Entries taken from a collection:
_____
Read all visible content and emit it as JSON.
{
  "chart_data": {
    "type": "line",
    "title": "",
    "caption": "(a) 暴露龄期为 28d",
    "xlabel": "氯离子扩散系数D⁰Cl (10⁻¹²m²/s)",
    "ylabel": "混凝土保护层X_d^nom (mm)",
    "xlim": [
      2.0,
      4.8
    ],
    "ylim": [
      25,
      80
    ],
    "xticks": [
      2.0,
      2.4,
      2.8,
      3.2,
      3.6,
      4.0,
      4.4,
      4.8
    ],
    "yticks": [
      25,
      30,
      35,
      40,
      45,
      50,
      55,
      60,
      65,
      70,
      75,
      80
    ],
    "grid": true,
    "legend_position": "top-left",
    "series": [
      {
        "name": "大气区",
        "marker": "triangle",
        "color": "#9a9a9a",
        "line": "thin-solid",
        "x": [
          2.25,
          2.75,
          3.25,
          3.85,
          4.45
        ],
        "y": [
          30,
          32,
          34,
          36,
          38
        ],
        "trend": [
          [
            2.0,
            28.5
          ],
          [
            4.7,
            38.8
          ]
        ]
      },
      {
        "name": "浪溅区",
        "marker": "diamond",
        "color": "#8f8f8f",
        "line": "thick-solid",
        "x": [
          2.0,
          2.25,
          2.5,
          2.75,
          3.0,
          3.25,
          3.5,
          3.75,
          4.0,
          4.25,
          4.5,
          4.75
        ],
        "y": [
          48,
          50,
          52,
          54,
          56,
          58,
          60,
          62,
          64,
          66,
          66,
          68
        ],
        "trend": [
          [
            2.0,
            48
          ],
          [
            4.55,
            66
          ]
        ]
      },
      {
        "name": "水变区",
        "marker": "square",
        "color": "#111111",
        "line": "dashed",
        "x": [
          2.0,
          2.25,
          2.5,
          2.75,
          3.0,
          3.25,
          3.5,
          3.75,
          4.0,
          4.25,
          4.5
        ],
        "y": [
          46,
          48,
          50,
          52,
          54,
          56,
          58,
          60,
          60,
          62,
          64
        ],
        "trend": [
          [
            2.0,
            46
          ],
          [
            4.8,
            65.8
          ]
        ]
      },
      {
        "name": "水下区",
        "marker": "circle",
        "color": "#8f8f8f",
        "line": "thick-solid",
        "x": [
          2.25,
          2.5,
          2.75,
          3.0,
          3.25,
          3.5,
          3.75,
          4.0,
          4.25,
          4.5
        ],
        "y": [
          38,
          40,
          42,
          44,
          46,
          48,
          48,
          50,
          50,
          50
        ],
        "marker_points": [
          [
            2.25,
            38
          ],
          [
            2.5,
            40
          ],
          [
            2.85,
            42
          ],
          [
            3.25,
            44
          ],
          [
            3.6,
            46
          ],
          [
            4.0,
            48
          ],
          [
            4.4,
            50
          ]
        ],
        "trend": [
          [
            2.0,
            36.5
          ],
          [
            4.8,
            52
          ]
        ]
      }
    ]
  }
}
_____
*Aim of the exercise*
Write down the full listing again, exactly.

*The output*
Read all visible content and emit it as JSON.
{
  "chart_data": {
    "type": "line",
    "title": "",
    "caption": "(a) 暴露龄期为 28d",
    "xlabel": "氯离子扩散系数D⁰Cl (10⁻¹²m²/s)",
    "ylabel": "混凝土保护层X_d^nom (mm)",
    "xlim": [
      2.0,
      4.8
    ],
    "ylim": [
      25,
      80
    ],
    "xticks": [
      2.0,
      2.4,
      2.8,
      3.2,
      3.6,
      4.0,
      4.4,
      4.8
    ],
    "yticks": [
      25,
      30,
      35,
      40,
      45,
      50,
      55,
      60,
      65,
      70,
      75,
      80
    ],
    "grid": true,
    "legend_position": "top-left",
    "series": [
      {
        "name": "大气区",
        "marker": "triangle",
        "color": "#9a9a9a",
        "line": "thin-solid",
        "x": [
          2.25,
          2.75,
          3.25,
          3.85,
          4.45
        ],
        "y": [
          30,
          32,
          34,
          36,
          38
        ],
        "trend": [
          [
            2.0,
            28.5
          ],
          [
            4.7,
            38.8
          ]
        ]
      },
      {
        "name": "浪溅区",
        "marker": "diamond",
        "color": "#8f8f8f",
        "line": "thick-solid",
        "x": [
          2.0,
          2.25,
          2.5,
          2.75,
          3.0,
          3.25,
          3.5,
          3.75,
          4.0,
          4.25,
          4.5,
          4.75
        ],
        "y": [
          48,
          50,
          52,
          54,
          56,
          58,
          60,
          62,
          64,
          66,
          66,
          68
        ],
        "trend": [
          [
            2.0,
            48
          ],
          [
            4.55,
            66
          ]
        ]
      },
      {
        "name": "水变区",
        "marker": "square",
        "color": "#111111",
        "line": "dashed",
        "x": [
          2.0,
          2.25,
          2.5,
          2.75,
          3.0,
          3.25,
          3.5,
          3.75,
          4.0,
          4.25,
          4.5
        ],
        "y": [
          46,
          48,
          50,
          52,
          54,
          56,
          58,
          60,
          60,
          62,
          64
        ],
        "trend": [
          [
            2.0,
            46
          ],
          [
            4.8,
            65.8
          ]
        ]
      },
      {
        "name": "水下区",
        "marker": "circle",
        "color": "#8f8f8f",
        "line": "thick-solid",
        "x": [
          2.25,
          2.5,
          2.75,
          3.0,
          3.25,
          3.5,
          3.75,
          4.0,
          4.25,
          4.5
        ],
        "y": [
          38,
          40,
          42,
          44,
          46,
          48,
          48,
          50,
          50,
          50
        ],
        "marker_points": [
          [
            2.25,
            38
          ],
          [
            2.5,
            40
          ],
          [
            2.85,
            42
          ],
          [
            3.25,
            44
          ],
          [
            3.6,
            46
          ],
          [
            4.0,
            48
          ],
          [
            4.4,
            50
          ]
        ],
        "trend": [
          [
            2.0,
            36.5
          ],
          [
            4.8,
            52
          ]
        ]
      }
    ]
  }
}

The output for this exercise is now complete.